• Teks Sumber:

-- -- --

PRODUKTIVITAS DI MATA ISLAM
Suatu siang di
kota madinah yang sibuk. Rasulullah menciumi tangan salah seorang umatnya.
Maklum karena ia seorang buruh yang terbiasa bekerja keras, tentu saja telapak
tangannya sanagt kasar. “inilah tangan yang dicinta Allah dan Rasul-nya,”
demikian seru beliau pada khalayak yang hadir di tempat itu.
Pada kesempatan
lain, beliau menegur seorang yang malas dan meminta-minta, seraya menunjukkan
kepadanya jalan ke arah kerja produktif. Rasulullah meminta orang tersebut
menjual aset yang dimilikinya dan menyisihkan hasil penjualannya untuk modal
membeli alat (kapak) untuk mencari kayu bakar di tempat bebas dan menjualnya ke
pasar. Beliau pun memonitor kinerjanya untuk memastikan bahwa ia telah mengubah
nasibnya berkat kerja produktif. Begitulah, kerja produktif memang memiliki
nilai tinggi dalam islam.

-- -- --

• Data Mentah:
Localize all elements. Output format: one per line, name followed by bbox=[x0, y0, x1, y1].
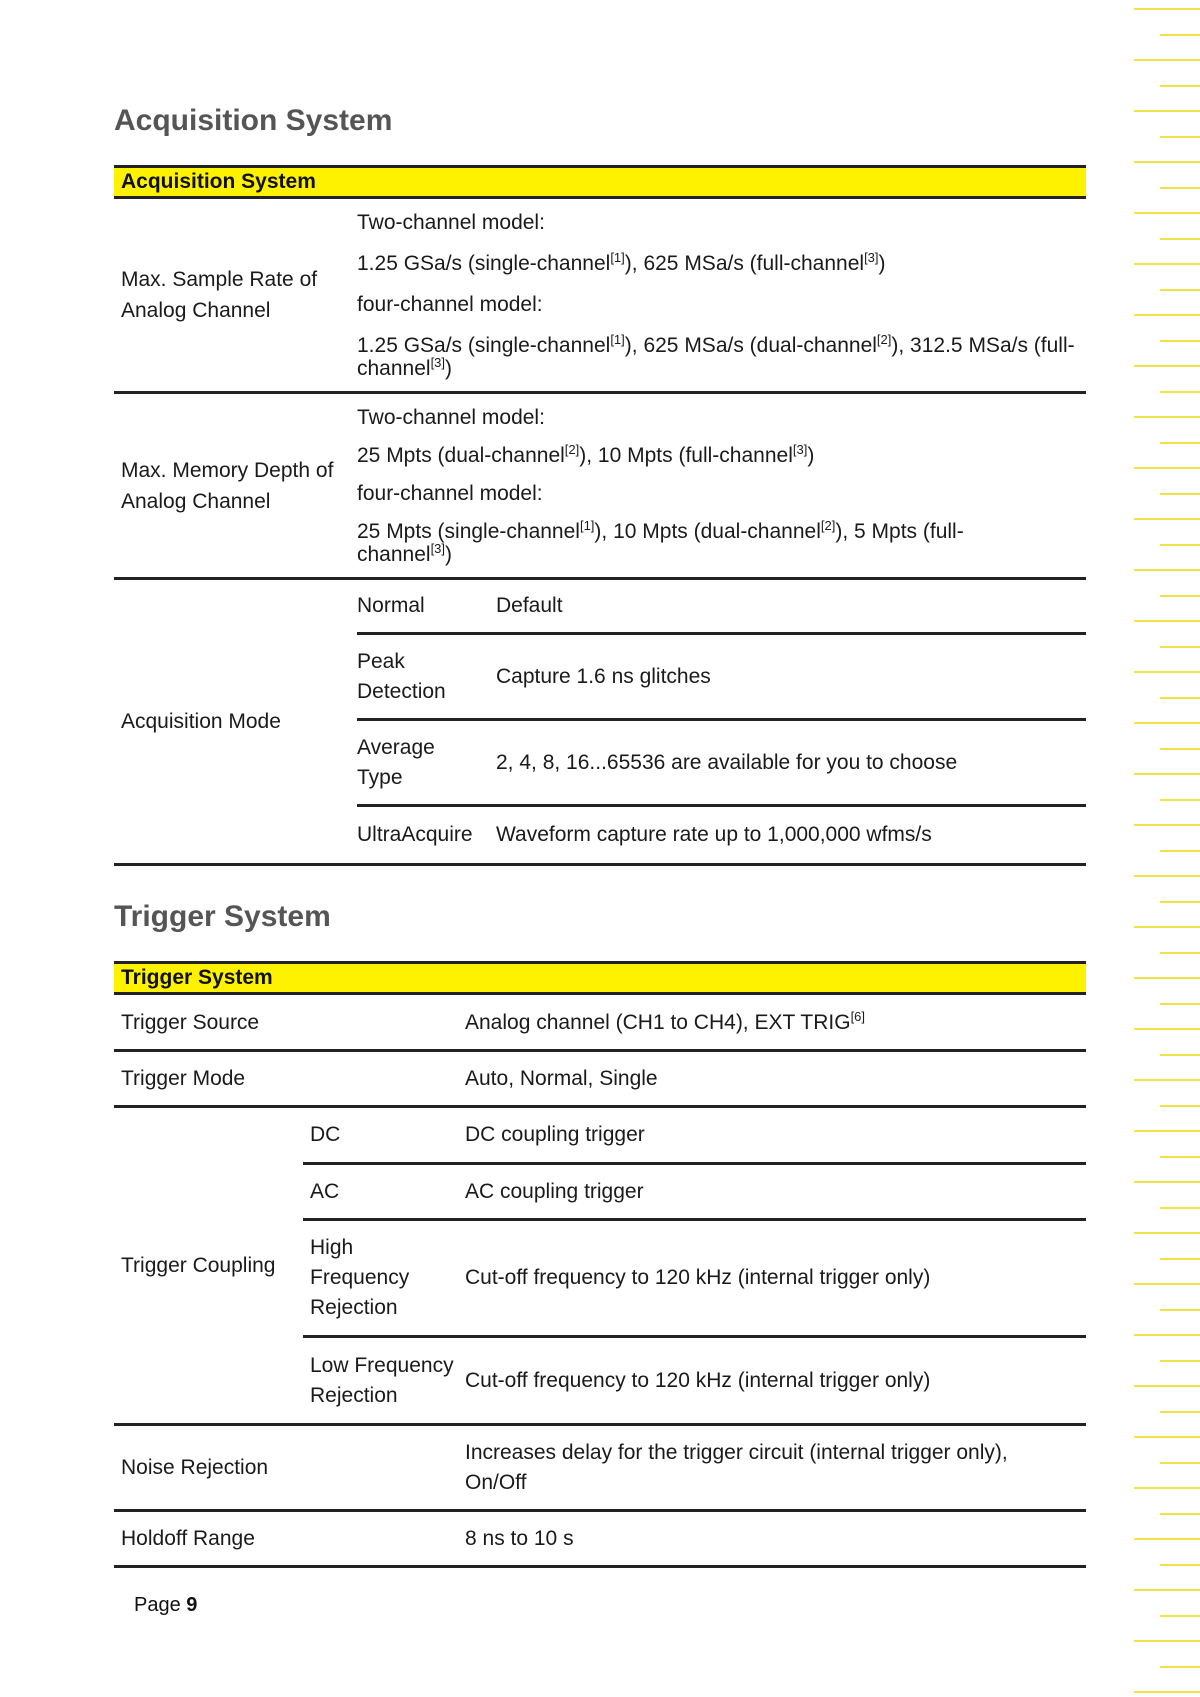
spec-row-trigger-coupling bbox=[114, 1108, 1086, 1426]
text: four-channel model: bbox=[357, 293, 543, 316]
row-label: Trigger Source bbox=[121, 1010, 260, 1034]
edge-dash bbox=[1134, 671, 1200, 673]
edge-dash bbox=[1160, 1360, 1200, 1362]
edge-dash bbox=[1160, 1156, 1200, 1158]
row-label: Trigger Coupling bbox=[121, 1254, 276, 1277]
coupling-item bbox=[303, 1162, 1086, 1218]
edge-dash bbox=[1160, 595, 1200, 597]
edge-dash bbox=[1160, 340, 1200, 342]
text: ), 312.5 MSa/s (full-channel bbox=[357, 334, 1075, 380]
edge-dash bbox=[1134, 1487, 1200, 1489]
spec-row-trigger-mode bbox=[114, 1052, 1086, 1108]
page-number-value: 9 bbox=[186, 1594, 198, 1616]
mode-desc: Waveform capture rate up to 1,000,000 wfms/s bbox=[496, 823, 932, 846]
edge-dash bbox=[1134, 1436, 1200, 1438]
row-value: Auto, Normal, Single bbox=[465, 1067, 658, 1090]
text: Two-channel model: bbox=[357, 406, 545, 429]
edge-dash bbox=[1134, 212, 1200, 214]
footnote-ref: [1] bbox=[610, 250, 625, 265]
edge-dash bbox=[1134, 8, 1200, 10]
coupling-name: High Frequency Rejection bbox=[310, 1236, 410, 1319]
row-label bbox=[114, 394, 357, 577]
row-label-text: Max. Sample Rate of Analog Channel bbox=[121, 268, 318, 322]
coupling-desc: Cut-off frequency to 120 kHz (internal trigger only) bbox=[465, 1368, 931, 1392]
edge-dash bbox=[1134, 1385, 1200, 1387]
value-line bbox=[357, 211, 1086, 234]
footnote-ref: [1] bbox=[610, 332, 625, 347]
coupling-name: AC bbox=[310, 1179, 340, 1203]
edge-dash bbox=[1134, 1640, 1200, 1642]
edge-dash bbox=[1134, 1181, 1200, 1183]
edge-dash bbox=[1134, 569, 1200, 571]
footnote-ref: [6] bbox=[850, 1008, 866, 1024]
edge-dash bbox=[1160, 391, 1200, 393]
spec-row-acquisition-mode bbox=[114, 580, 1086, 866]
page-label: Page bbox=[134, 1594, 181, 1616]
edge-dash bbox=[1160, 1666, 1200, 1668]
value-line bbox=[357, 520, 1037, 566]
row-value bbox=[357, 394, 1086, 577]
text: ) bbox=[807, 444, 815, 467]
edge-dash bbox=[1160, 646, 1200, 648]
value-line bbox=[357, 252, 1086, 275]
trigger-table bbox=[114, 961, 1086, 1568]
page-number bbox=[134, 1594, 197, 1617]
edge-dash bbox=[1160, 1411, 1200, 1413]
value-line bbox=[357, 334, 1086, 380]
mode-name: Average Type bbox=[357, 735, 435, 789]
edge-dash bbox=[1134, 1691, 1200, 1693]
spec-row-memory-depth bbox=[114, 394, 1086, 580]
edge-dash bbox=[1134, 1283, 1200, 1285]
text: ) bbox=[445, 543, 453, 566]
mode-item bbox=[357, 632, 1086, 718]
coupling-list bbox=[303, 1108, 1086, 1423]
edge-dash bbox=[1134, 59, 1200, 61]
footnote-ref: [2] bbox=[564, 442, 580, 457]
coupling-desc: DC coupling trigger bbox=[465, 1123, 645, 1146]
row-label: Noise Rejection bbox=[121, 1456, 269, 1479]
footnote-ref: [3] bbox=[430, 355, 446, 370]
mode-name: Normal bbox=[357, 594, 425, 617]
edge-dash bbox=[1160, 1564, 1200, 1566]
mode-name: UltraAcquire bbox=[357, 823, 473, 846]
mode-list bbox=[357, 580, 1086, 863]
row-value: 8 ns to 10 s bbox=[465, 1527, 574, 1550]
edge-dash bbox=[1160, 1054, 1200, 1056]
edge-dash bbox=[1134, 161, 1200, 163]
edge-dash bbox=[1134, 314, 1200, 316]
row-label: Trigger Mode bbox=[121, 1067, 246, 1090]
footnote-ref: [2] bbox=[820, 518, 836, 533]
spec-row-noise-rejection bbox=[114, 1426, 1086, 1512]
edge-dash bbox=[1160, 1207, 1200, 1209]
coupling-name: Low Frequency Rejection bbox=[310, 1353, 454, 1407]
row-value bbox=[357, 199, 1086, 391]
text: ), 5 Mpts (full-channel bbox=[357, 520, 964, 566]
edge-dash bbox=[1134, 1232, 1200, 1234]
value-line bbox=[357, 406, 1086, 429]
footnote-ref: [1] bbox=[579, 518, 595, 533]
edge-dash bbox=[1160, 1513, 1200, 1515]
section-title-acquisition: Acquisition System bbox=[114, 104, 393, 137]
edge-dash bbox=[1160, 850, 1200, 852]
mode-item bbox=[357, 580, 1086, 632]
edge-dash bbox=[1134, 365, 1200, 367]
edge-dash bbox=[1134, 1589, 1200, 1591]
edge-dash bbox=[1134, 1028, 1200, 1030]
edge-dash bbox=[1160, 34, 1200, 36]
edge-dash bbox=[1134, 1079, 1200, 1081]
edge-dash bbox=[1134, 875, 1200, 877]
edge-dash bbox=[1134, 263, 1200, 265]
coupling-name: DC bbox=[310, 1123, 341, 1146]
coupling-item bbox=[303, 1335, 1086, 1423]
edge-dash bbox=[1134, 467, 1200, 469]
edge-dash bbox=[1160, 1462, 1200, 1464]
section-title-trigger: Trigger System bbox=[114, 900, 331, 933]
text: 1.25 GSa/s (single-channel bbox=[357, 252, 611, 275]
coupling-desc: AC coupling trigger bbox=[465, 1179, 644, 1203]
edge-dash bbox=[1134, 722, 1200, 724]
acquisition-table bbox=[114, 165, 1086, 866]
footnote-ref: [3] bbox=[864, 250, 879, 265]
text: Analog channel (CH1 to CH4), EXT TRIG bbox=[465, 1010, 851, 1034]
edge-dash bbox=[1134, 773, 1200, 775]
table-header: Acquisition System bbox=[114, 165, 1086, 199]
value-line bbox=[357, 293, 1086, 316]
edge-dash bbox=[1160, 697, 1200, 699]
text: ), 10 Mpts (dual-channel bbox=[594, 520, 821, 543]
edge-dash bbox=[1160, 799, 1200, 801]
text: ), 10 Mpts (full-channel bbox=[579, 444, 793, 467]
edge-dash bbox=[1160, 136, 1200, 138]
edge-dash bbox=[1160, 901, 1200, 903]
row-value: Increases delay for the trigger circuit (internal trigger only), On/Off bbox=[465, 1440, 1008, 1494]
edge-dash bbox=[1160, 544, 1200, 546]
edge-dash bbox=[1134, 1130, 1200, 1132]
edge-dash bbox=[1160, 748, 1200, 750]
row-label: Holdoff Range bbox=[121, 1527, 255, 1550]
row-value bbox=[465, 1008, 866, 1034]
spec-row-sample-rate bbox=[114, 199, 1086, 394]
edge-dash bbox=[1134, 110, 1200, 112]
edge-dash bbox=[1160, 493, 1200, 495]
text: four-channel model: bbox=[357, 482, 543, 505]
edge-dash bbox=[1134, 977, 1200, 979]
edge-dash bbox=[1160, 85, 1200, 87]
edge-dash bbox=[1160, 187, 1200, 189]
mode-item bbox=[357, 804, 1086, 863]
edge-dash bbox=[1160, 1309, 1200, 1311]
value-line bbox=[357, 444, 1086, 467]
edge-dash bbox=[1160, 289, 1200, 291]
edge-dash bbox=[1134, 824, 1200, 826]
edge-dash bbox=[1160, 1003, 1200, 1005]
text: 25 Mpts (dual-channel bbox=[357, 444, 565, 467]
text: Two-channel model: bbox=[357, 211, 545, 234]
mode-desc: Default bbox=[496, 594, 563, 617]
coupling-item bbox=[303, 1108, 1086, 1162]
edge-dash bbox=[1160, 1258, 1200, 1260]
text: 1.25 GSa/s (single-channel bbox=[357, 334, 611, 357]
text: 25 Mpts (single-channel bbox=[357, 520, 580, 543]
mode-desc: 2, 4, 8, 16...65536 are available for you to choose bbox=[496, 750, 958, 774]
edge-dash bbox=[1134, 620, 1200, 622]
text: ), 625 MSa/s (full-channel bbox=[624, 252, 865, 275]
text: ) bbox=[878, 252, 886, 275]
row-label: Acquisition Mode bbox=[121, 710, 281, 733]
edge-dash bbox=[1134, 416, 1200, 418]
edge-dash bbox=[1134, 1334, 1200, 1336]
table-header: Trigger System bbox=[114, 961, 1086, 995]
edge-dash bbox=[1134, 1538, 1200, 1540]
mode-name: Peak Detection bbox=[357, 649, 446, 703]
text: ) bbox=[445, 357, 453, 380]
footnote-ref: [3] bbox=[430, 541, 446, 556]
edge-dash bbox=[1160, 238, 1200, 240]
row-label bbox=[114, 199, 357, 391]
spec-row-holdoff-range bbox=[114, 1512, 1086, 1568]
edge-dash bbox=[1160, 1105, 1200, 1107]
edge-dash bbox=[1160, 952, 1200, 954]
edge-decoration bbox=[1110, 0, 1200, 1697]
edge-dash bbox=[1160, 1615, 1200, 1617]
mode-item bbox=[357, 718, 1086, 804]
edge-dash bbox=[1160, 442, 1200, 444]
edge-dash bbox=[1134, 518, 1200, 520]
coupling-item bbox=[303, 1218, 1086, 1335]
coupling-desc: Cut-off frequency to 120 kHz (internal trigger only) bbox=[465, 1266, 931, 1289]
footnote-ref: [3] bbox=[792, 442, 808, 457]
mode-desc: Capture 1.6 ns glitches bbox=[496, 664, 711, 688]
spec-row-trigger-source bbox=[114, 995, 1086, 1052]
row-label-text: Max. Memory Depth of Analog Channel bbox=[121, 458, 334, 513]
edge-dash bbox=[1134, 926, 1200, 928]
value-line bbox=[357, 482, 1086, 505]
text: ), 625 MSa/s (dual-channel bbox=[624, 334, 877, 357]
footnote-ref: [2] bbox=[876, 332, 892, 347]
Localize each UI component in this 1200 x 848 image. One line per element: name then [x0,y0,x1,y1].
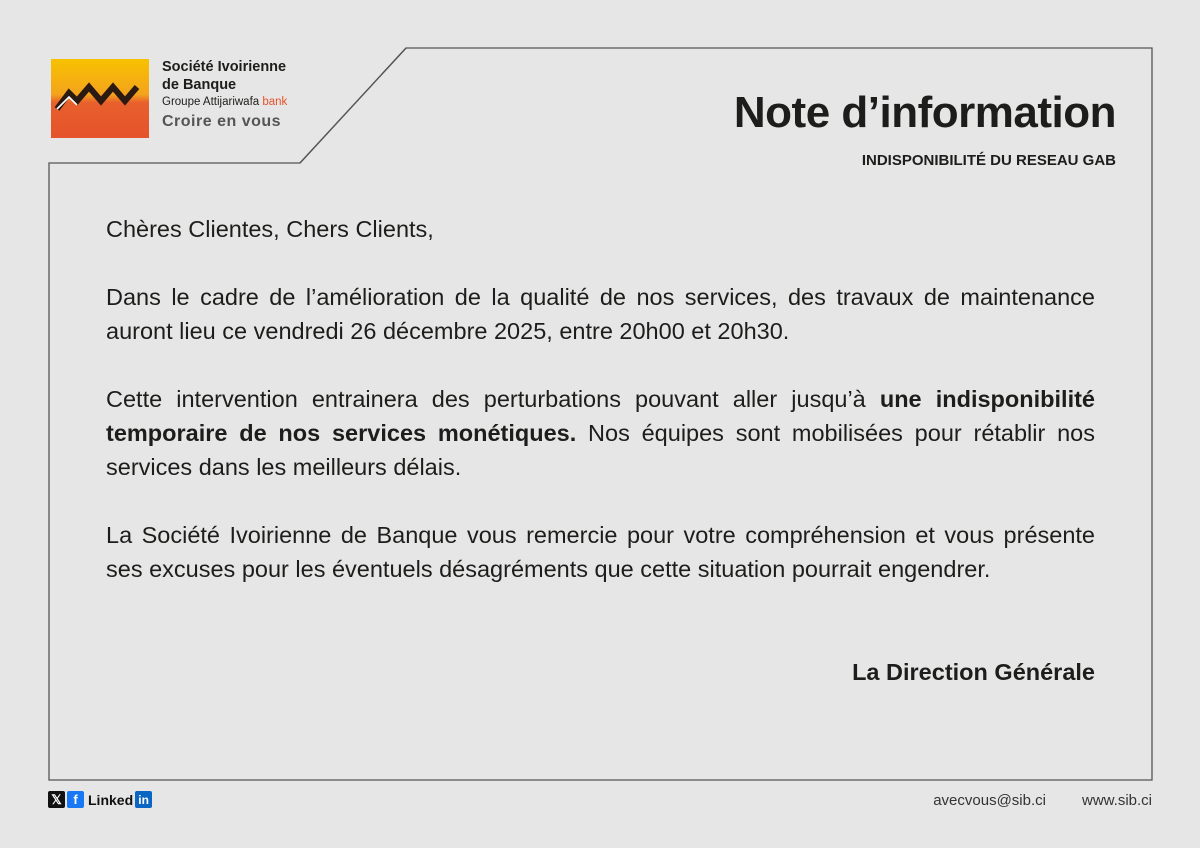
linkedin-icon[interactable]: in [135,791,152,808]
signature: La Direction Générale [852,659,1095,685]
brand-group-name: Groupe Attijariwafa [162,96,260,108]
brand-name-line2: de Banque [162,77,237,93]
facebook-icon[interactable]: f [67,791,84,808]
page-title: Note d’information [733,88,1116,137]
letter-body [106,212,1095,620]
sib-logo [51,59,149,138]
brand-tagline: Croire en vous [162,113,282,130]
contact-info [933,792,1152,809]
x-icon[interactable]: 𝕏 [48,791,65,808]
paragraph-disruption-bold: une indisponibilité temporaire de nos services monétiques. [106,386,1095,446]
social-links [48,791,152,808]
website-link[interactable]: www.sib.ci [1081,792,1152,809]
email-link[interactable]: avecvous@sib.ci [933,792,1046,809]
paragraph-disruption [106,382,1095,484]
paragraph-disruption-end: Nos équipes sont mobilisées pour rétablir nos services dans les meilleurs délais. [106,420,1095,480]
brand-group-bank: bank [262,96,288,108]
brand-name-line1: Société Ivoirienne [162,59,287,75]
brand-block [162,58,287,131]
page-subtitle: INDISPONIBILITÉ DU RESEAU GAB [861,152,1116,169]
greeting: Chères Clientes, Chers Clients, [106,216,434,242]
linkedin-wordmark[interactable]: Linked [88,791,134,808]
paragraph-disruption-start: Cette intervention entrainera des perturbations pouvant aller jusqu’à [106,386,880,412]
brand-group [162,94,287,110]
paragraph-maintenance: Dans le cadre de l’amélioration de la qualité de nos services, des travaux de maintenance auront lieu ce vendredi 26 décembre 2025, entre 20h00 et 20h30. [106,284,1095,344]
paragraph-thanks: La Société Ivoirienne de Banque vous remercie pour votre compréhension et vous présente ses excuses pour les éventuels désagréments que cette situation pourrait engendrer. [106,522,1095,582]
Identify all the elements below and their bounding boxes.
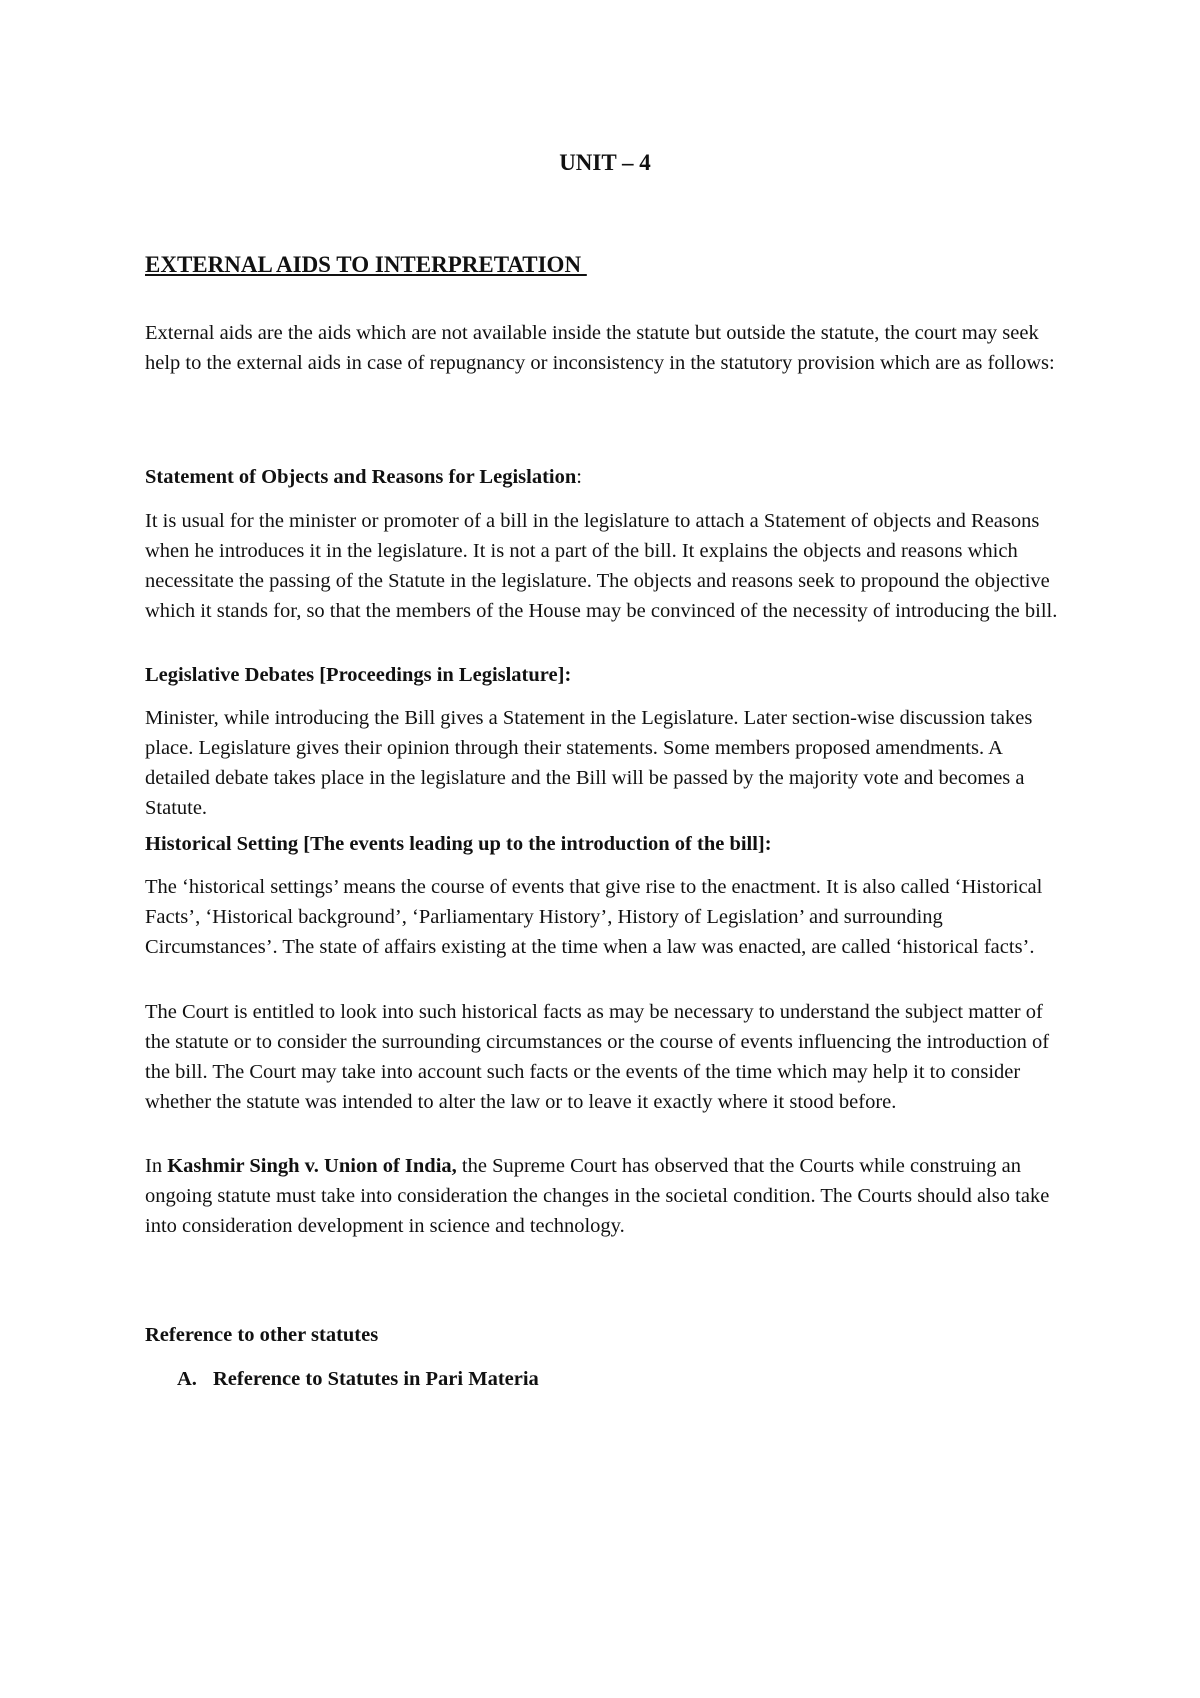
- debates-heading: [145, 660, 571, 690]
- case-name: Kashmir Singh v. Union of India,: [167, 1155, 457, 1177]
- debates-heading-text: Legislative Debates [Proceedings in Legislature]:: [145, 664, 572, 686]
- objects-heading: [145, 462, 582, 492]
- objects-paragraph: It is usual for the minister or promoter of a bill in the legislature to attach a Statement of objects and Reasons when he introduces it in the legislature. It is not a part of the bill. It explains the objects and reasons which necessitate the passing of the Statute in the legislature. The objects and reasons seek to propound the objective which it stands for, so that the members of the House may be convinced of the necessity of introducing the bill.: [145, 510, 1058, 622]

-- -- --

• Tujuan Tugas A:
Tulis lagi bagian teks tentang produktivitas dalam Islam dari "PRODUKTIVITAS DI MATA" sampai "di tempat itu.", tapi ganti "buruh" dengan "pekerja".
• Tujuan Tugas B:
Terjemahkan kalimat "Begitulah, kerja produktif memang memiliki nilai tinggi dalam islam." dari teks tentang produktivitas dalam Islam ke bahasa Inggris.

• Hasil yang Diharapkan A:
PRODUKTIVITAS DI MATA ISLAM
Suatu siang di
kota madinah yang sibuk. Rasulullah menciumi tangan salah seorang umatnya.
Maklum karena ia seorang pekerja yang terbiasa bekerja keras, tentu saja telapak
tangannya sanagt kasar. “inilah tangan yang dicinta Allah dan Rasul-nya,”
demikian seru beliau pada khalayak yang hadir di tempat itu.

• Hasil yang Diharapkan B:
Thus, productive work indeed holds high value in Islam.